Data listing:

--*--

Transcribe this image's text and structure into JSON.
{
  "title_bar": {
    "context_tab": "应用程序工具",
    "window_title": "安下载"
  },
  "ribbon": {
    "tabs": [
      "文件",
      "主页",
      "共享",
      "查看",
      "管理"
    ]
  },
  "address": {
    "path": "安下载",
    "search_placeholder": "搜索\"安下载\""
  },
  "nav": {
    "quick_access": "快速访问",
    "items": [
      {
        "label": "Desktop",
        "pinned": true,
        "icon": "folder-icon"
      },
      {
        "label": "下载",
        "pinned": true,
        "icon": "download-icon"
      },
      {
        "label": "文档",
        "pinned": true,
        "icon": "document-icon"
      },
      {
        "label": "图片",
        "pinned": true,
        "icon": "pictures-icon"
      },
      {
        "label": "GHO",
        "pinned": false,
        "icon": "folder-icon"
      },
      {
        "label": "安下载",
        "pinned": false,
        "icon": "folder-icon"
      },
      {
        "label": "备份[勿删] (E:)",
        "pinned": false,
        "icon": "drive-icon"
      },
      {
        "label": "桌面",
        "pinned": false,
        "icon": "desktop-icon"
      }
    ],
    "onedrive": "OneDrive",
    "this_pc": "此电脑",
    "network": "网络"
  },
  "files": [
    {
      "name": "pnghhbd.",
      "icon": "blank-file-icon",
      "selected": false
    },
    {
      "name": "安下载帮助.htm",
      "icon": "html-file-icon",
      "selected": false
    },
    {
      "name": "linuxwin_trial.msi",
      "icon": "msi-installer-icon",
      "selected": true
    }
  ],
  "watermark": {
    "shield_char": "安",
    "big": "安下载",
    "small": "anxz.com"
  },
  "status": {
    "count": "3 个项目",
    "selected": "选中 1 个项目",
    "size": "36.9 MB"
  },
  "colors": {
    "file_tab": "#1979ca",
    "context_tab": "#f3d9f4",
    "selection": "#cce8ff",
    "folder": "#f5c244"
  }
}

--*--

The task: Give back all the records exactly as they stand.

Right answer:
Transcribe this image's text and structure into JSON.
{
  "title_bar": {
    "context_tab": "应用程序工具",
    "window_title": "安下载"
  },
  "ribbon": {
    "tabs": [
      "文件",
      "主页",
      "共享",
      "查看",
      "管理"
    ]
  },
  "address": {
    "path": "安下载",
    "search_placeholder": "搜索\"安下载\""
  },
  "nav": {
    "quick_access": "快速访问",
    "items": [
      {
        "label": "Desktop",
        "pinned": true,
        "icon": "folder-icon"
      },
      {
        "label": "下载",
        "pinned": true,
        "icon": "download-icon"
      },
      {
        "label": "文档",
        "pinned": true,
        "icon": "document-icon"
      },
      {
        "label": "图片",
        "pinned": true,
        "icon": "pictures-icon"
      },
      {
        "label": "GHO",
        "pinned": false,
        "icon": "folder-icon"
      },
      {
        "label": "安下载",
        "pinned": false,
        "icon": "folder-icon"
      },
      {
        "label": "备份[勿删] (E:)",
        "pinned": false,
        "icon": "drive-icon"
      },
      {
        "label": "桌面",
        "pinned": false,
        "icon": "desktop-icon"
      }
    ],
    "onedrive": "OneDrive",
    "this_pc": "此电脑",
    "network": "网络"
  },
  "files": [
    {
      "name": "pnghhbd.",
      "icon": "blank-file-icon",
      "selected": false
    },
    {
      "name": "安下载帮助.htm",
      "icon": "html-file-icon",
      "selected": false
    },
    {
      "name": "linuxwin_trial.msi",
      "icon": "msi-installer-icon",
      "selected": true
    }
  ],
  "watermark": {
    "shield_char": "安",
    "big": "安下载",
    "small": "anxz.com"
  },
  "status": {
    "count": "3 个项目",
    "selected": "选中 1 个项目",
    "size": "36.9 MB"
  },
  "colors": {
    "file_tab": "#1979ca",
    "context_tab": "#f3d9f4",
    "selection": "#cce8ff",
    "folder": "#f5c244"
  }
}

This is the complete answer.